─── Auszug ───

II. Waffenrecht im EU-Vergleich


Generell sind die Waffengesetze in allen Staaten der Europäischen Union ähnlich konstruiert: Es gibt Zugangsbeschränkungen für Feuerwaffen mit Ausnahmen für Jäger und Sportschützen; gefährliche Gegenstände wie Dolche dürfen nicht geführt werden, Stockdegen oder Wurfsterne sind verboten.

Nationale Eigenheiten gibt es bei der Strenge der Reglementierungen sowie bei der Toleranz für Messer und Schreckschußwaffen. Wer legale Schußwaffen in ein anderes EU-Land transportieren will – zum Beispiel um dort zu jagen oder an einem Sportschützenturnier teilzunehmen –, benötigt zusätzlich zu seinen landeseigenen Dokumenten einen Europäischen Feuerwaffenpaß, der bei den Landesbehörden beantragt werden muß. Wer eine Waffe in einem anderen EU-Land erwerben oder verkaufen will, benötigt seit der EU-Feuerwaffenrichtlinie von 2017 eine behördliche Erlaubnis beider Staaten.

───

Geben Sie den Auszug von „Nationale Eigenheiten gibt“ bis „Erlaubnis beider Staaten.“ erneut wieder und benennen Sie dabei „Landesbehörden“ in „zuständigen Behörden“ um.

─── Daten ───

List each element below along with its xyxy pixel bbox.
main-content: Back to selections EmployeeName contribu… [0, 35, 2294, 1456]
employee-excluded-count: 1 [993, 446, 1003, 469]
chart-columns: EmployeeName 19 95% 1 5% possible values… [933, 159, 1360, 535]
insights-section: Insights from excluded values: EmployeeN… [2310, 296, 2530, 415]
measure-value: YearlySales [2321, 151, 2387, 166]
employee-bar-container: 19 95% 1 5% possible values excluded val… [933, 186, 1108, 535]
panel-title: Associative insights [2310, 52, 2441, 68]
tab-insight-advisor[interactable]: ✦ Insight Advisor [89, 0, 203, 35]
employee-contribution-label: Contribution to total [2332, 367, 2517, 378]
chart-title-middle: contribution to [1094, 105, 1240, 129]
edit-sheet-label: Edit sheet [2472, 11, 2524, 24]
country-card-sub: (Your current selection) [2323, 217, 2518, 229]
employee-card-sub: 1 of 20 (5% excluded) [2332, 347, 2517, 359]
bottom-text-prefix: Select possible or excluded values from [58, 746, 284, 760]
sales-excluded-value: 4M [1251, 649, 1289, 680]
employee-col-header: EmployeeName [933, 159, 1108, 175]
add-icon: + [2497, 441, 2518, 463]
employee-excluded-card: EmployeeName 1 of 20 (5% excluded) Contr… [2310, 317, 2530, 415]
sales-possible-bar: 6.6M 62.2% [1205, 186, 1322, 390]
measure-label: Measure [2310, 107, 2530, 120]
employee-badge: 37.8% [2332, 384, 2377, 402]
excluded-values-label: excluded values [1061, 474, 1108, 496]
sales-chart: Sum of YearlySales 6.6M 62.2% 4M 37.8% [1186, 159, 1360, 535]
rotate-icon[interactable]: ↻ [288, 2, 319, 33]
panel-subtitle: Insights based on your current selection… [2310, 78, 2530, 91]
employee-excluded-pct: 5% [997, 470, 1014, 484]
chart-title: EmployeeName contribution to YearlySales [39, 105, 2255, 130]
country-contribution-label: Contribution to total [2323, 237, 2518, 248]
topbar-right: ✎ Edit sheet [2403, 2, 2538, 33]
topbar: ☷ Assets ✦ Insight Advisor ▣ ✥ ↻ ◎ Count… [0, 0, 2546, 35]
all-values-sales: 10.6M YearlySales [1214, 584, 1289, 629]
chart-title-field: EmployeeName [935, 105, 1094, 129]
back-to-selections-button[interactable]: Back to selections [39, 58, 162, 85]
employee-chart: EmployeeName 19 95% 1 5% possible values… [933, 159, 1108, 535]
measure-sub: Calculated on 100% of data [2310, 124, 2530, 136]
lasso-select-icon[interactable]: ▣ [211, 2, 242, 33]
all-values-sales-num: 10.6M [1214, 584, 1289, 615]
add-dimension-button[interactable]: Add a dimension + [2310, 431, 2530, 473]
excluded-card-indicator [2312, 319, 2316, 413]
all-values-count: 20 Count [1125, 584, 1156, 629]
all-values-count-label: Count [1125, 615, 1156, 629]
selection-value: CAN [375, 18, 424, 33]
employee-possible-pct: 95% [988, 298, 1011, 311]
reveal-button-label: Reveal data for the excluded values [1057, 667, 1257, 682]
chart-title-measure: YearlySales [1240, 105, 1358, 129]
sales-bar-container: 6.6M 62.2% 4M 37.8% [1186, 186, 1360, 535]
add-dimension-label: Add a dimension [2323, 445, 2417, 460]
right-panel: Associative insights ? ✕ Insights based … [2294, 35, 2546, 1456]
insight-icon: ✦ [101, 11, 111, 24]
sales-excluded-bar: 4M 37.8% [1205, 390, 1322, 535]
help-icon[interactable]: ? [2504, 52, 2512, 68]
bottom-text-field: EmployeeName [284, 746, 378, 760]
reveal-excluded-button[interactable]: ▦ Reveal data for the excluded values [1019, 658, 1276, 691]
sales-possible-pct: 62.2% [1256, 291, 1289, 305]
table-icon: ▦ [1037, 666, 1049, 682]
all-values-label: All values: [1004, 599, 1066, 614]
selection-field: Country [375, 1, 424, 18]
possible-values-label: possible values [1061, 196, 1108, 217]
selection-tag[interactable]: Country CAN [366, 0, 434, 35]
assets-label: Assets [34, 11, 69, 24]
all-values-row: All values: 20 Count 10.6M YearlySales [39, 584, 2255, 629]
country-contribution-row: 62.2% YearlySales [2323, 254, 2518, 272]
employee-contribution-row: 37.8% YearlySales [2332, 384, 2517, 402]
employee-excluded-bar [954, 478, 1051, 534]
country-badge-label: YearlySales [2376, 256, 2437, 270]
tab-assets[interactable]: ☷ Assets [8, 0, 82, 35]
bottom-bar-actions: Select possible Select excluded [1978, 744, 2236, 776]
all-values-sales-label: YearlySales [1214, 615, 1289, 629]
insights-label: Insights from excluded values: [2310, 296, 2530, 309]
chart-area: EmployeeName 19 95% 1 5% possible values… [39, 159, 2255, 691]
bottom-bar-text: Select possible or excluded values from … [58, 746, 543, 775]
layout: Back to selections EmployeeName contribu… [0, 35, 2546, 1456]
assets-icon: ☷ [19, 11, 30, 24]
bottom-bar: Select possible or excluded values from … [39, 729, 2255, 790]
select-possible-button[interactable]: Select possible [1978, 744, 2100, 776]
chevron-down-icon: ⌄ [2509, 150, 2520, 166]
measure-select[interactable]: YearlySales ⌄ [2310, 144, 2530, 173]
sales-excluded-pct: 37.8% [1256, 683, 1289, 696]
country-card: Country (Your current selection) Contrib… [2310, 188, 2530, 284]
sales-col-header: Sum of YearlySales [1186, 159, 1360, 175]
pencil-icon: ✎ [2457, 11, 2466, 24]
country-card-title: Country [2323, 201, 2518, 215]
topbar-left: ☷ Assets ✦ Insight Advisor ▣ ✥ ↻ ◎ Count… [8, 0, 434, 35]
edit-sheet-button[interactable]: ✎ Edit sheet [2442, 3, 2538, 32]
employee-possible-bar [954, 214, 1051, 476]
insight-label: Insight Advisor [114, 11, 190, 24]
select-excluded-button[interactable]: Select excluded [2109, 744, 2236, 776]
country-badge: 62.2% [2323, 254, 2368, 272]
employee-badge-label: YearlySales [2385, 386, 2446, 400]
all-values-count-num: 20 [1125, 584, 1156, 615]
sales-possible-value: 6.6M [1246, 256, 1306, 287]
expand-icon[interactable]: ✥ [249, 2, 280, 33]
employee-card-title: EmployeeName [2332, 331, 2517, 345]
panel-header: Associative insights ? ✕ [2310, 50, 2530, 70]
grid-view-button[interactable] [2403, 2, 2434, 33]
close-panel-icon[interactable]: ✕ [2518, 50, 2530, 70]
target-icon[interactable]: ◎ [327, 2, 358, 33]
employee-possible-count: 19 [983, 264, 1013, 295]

───

## Vollständige Antwort
Nationale Eigenheiten gibt es bei der Strenge der Reglementierungen sowie bei der Toleranz für Messer und Schreckschußwaffen. Wer legale Schußwaffen in ein anderes EU-Land transportieren will – zum Beispiel um dort zu jagen oder an einem Sportschützenturnier teilzunehmen –, benötigt zusätzlich zu seinen landeseigenen Dokumenten einen Europäischen Feuerwaffenpaß, der bei den zuständigen Behörden beantragt werden muß. Wer eine Waffe in einem anderen EU-Land erwerben oder verkaufen will, benötigt seit der EU-Feuerwaffenrichtlinie von 2017 eine behördliche Erlaubnis beider Staaten.